> WHAT NEEDS TO BE DONE
Select the lines below containing the word "name".

> ENTRIES PROVIDED
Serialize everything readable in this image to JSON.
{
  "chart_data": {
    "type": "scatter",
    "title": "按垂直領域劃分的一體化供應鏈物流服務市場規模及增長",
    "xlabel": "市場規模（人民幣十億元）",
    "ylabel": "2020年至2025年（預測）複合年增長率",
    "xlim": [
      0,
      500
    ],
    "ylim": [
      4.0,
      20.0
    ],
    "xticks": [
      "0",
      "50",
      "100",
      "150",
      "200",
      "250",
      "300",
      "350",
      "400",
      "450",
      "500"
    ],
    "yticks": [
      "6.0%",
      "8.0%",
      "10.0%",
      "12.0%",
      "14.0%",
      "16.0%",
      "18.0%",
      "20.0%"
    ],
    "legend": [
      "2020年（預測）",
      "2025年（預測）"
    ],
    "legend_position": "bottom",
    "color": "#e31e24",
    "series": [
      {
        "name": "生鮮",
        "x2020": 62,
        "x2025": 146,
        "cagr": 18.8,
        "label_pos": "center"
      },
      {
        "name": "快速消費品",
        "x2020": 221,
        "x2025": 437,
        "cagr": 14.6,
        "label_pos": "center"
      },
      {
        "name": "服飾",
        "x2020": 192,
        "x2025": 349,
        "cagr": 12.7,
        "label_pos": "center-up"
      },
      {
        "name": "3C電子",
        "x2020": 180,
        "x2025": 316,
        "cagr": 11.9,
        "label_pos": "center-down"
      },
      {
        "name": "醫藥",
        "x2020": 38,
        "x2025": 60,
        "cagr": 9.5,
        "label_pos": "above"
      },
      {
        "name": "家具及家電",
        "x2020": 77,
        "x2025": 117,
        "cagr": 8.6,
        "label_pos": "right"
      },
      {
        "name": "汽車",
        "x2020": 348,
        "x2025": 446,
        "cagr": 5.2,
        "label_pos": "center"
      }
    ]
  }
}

> EXERCISE ANSWER
        "name": "生鮮",
        "name": "快速消費品",
        "name": "服飾",
        "name": "3C電子",
        "name": "醫藥",
        "name": "家具及家電",
        "name": "汽車",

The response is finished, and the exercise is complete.